╭─ Page text

This time I had enough money, and he wasn’t going to die of cancer, and everything was going to be okay.

the storm tonight

Ike is the size of Texas. It is the Earth’s great white spot.

some days take surprise left turns

Sunshine, high clouds, another gorgeous lazy day in Bernal. I was strolling back from Charlie’s Cafe to Precita Playground with a couple of cafe lattes when I realized it was *Claire* making all that noise. Liz popped up in my field of view to remind me that scalp wounds bleed like crazy, but I was already accelerating toward my screaming kid. Jeremy lifted the blood-stained paper napkin off her head. I took one look at the gaping wound and said “Hospital.”

I lifted her as if she weighed nothing and swept her to the car, Jeremy and Julia scrambling in my wake, saying our hasty goodbyes to Liz, Danny and Ada. We drove the five blocks to St Lukes with Claire howling and my hands white-knuckled on the wheel.

If you have to go to an ER south of Market you should go to St Luke’s; we waited five minutes for the nurse, who rushed us in to see a doctor. I suppose it helps if your five year old girl is awash in her own blood. The doctor was fantastic, very patient with Claire, explaining things to her so she would understand them. He checked her thoroughly for concussion – “Touch your nose. No, not with my hand, with *your* hand!” – and put local anaesthetic on the cut.

Jeremy took Julia home for her nap while Claire and I waited for the anaesthetic to work. We did addition and subtraction and ventured into negative numbers. I told her the story of when I broke my ankle. We played Rock Paper Scissors for a while, then when we got bored added new game options: Dynamite, Cannon, Meteor, Nova, Supernova. What beats Supernova?

Doctor Bell came back and put three neat staples in Claire’s scalp. I looked into her eyes as he was doing it. She was so scared and she had to go through it alone, even if I was there holding her hands. And she faced it, and came through.

“I know what beats supernovas,” I said. “You do.”

╰─
╭─ Listed records

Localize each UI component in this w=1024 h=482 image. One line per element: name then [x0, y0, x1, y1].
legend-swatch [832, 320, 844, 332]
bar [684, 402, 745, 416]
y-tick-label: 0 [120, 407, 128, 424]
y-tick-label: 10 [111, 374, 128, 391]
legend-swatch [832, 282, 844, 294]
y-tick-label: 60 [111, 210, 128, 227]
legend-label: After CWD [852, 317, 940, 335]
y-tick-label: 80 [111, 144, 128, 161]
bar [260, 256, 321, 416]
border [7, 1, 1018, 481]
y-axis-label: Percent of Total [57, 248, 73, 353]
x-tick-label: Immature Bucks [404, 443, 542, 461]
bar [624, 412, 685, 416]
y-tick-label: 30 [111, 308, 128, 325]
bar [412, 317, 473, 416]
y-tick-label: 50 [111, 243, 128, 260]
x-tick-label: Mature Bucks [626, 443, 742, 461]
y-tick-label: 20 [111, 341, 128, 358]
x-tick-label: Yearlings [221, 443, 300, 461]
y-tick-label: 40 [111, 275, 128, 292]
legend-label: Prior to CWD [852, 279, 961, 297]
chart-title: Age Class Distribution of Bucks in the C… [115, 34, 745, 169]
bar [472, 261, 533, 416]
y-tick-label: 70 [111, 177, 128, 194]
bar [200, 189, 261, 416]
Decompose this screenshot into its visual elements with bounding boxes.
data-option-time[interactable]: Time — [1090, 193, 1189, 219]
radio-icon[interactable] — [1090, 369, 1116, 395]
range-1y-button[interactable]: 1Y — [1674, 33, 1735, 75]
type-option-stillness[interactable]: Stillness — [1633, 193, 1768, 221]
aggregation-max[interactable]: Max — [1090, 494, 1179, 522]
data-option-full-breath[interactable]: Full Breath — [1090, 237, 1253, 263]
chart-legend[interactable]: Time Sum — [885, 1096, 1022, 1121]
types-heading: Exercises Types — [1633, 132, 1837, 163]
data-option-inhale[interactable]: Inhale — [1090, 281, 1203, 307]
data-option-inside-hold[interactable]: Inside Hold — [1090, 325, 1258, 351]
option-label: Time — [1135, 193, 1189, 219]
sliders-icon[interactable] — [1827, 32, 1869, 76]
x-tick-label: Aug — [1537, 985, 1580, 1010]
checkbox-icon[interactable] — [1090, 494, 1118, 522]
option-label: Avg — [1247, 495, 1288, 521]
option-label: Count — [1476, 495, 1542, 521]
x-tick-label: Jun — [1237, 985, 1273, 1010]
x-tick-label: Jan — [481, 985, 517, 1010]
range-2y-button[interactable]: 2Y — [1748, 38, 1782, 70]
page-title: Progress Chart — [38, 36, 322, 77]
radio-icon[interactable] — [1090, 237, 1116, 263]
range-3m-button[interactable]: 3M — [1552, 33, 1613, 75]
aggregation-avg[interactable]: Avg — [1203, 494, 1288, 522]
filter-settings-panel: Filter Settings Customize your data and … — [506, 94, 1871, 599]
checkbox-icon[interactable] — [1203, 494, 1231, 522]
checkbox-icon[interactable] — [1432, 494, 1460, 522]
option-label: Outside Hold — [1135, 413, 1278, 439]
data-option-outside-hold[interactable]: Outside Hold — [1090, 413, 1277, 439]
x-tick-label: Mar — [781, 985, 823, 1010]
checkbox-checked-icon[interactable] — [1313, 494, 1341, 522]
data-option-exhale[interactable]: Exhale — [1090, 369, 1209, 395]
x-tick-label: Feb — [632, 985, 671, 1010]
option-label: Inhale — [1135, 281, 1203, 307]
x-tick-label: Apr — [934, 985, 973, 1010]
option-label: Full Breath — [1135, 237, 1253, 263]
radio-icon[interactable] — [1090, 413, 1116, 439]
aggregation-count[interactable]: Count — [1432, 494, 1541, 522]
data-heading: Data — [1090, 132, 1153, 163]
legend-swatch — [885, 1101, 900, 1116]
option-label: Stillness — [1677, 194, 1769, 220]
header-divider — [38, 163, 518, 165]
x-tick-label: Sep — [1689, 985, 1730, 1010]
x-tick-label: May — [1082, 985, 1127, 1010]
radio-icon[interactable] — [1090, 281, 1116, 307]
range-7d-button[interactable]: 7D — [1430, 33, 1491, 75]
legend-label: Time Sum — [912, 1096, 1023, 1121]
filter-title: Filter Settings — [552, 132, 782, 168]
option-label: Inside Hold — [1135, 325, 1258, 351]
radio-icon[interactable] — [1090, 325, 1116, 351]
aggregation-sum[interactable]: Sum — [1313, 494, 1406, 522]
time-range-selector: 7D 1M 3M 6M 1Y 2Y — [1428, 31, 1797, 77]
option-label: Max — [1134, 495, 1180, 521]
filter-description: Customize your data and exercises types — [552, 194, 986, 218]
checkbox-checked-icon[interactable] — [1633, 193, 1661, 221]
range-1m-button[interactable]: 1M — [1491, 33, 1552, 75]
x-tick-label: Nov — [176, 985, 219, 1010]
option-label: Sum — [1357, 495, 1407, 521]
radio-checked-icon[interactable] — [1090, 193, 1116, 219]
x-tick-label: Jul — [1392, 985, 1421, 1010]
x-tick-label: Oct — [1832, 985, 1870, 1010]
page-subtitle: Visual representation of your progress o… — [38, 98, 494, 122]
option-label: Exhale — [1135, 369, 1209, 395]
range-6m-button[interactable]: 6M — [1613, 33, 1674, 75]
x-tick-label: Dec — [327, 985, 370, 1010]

╰─

What you will do: Please check the account of Claire's trip to the ER: how many staples did Doctor Bell put in her scalp? The records have no connection to the text.

Answer box: Three.